__EXERCISE INPUTS__

-- start --

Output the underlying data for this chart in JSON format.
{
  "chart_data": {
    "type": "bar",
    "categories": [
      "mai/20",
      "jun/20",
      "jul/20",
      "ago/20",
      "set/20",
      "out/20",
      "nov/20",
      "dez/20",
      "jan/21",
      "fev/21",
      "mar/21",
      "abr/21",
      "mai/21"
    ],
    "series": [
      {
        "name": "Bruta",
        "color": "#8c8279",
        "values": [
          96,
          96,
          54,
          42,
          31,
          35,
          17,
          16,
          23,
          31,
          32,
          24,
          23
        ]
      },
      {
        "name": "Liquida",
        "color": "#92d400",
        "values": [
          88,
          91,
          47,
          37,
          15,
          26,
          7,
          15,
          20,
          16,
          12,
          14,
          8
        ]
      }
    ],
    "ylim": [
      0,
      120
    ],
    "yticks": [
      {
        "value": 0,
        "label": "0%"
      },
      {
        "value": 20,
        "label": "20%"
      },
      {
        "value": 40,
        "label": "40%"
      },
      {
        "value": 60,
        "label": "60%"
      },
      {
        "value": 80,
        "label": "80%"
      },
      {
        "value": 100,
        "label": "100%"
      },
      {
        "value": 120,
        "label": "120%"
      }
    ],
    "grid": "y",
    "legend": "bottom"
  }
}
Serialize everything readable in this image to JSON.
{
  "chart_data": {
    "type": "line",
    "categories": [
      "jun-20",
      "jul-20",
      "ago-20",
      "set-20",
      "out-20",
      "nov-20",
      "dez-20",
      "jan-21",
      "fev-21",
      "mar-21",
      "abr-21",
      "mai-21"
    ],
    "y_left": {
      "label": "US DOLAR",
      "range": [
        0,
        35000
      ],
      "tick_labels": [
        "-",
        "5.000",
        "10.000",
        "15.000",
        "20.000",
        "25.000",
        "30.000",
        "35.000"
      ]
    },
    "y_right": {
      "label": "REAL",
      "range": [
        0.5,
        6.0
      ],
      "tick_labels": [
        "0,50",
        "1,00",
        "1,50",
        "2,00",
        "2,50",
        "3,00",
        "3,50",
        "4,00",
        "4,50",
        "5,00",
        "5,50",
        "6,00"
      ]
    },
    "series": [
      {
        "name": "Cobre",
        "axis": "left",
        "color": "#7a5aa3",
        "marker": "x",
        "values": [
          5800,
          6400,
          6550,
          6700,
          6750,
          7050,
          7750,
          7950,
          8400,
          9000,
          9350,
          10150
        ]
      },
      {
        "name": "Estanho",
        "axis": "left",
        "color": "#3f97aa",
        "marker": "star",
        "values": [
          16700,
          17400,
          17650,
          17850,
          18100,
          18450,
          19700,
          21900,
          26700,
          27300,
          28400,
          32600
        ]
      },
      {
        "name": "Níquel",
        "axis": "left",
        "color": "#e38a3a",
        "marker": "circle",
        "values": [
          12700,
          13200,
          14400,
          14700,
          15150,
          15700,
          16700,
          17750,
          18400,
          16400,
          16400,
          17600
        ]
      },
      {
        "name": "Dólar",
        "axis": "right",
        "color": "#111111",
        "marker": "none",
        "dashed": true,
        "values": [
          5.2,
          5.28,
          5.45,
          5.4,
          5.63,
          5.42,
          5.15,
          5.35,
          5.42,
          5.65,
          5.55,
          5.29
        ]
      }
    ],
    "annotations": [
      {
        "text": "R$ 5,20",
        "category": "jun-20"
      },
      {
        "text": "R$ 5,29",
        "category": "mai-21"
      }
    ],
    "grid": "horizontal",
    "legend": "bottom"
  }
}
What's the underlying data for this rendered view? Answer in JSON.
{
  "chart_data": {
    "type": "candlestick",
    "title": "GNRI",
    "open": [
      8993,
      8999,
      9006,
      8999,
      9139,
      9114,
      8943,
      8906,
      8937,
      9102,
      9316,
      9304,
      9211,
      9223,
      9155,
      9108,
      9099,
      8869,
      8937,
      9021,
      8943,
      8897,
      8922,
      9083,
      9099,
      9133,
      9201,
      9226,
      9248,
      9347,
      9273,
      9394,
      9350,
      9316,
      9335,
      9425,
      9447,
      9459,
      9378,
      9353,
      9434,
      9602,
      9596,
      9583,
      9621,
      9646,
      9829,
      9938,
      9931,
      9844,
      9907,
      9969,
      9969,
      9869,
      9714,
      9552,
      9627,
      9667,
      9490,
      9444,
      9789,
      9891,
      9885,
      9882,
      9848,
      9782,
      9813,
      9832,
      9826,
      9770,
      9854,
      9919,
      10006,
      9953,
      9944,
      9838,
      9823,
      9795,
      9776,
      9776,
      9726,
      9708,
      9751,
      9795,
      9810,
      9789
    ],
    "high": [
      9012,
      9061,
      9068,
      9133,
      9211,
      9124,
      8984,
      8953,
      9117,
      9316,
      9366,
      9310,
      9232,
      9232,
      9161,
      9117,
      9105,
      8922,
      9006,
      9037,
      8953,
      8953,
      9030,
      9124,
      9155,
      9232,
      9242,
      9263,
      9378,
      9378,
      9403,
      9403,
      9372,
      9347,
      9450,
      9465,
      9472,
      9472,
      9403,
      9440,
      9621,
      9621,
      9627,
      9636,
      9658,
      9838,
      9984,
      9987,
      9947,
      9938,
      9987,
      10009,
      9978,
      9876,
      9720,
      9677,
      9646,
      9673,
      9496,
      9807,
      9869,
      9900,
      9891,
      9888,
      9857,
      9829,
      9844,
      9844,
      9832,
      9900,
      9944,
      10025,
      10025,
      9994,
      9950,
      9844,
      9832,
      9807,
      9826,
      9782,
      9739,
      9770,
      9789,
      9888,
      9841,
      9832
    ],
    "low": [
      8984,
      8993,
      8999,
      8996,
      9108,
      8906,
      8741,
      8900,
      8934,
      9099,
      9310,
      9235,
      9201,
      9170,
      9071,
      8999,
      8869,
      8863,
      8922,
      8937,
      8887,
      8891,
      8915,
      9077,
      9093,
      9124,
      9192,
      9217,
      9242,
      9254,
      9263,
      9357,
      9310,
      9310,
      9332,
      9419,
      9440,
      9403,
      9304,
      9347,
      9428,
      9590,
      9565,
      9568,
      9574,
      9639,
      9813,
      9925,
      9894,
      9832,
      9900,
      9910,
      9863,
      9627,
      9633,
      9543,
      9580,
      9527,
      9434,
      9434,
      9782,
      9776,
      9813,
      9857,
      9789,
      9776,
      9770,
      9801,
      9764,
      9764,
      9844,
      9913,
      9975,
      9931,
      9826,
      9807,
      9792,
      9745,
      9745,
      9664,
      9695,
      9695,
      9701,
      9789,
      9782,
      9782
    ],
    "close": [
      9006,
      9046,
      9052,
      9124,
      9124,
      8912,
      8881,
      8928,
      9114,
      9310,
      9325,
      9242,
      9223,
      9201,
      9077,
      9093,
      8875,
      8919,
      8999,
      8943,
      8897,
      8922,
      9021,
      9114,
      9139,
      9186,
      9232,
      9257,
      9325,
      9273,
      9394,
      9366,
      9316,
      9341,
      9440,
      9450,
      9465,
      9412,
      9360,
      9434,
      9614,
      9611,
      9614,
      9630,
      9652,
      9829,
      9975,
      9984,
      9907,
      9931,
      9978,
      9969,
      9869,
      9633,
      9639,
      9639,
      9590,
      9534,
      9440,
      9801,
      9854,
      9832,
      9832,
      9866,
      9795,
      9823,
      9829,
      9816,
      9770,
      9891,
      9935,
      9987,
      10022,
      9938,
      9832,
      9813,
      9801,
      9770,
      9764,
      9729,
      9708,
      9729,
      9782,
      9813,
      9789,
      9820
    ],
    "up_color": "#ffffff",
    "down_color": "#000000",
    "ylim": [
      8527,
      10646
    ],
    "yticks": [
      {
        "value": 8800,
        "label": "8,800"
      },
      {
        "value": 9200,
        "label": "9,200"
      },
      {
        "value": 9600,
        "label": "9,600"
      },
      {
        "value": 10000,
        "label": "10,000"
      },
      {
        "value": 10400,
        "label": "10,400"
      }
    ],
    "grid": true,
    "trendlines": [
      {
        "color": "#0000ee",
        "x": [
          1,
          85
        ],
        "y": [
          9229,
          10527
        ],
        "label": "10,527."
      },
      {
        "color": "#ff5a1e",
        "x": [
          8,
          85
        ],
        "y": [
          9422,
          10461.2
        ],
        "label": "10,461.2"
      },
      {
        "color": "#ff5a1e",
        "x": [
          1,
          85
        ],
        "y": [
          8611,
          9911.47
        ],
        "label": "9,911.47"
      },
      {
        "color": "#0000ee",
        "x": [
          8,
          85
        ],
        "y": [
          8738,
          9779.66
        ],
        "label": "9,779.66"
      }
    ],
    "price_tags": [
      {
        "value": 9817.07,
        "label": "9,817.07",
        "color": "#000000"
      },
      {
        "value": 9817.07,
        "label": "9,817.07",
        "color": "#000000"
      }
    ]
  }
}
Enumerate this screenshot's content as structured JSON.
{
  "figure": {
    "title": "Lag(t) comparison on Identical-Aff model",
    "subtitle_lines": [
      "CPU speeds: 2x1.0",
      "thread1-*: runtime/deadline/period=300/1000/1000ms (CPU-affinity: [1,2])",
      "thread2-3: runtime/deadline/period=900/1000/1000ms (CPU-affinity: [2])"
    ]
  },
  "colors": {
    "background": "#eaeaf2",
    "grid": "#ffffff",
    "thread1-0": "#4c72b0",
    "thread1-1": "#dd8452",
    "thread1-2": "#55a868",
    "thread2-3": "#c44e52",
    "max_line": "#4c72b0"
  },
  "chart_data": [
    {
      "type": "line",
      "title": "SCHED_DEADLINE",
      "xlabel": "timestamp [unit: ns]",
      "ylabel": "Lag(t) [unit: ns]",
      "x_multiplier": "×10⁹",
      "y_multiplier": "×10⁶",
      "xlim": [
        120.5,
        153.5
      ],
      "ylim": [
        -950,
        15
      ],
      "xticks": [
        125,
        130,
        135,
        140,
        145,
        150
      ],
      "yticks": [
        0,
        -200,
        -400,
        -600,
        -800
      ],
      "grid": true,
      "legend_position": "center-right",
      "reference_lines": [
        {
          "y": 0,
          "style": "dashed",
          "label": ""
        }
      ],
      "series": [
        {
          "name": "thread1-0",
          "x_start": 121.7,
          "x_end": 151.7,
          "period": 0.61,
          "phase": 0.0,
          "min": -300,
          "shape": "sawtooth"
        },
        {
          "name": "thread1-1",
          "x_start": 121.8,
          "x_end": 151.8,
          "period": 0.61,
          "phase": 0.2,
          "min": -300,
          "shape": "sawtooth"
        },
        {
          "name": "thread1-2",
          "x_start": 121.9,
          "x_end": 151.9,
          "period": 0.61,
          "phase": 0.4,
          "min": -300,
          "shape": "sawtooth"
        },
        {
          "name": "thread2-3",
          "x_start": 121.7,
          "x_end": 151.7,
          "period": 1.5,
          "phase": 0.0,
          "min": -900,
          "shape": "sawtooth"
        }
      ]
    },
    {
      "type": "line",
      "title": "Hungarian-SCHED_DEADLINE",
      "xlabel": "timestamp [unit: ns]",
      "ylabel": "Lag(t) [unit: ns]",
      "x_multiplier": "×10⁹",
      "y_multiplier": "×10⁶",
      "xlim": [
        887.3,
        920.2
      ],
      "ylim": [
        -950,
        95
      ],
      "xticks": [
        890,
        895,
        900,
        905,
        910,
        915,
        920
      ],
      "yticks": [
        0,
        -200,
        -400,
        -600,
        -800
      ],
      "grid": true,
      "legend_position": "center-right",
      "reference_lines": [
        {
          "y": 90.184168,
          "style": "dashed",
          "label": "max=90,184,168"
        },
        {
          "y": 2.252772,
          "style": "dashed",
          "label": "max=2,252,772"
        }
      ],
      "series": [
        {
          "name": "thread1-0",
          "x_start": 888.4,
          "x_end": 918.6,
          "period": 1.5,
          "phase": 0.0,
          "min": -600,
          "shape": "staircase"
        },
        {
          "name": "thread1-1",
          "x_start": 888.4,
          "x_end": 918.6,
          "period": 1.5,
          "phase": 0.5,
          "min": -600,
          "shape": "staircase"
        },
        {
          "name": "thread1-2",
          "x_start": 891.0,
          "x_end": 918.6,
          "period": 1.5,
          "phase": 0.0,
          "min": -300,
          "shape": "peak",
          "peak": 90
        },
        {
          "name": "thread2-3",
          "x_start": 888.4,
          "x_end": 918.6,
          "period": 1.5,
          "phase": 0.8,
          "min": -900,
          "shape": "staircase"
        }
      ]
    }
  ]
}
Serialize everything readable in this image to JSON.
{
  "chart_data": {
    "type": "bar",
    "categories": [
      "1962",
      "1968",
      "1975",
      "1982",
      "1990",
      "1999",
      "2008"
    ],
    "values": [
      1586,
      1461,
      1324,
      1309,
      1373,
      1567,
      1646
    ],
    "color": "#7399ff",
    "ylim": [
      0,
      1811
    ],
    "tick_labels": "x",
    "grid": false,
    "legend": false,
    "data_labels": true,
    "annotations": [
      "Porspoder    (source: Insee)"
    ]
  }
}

-- end --

__EXERCISE TASK__
Copy each line above containing the string "runtime".

__COMPLETED EXERCISE__
      "thread1-*: runtime/deadline/period=300/1000/1000ms (CPU-affinity: [1,2])",
      "thread2-3: runtime/deadline/period=900/1000/1000ms (CPU-affinity: [2])"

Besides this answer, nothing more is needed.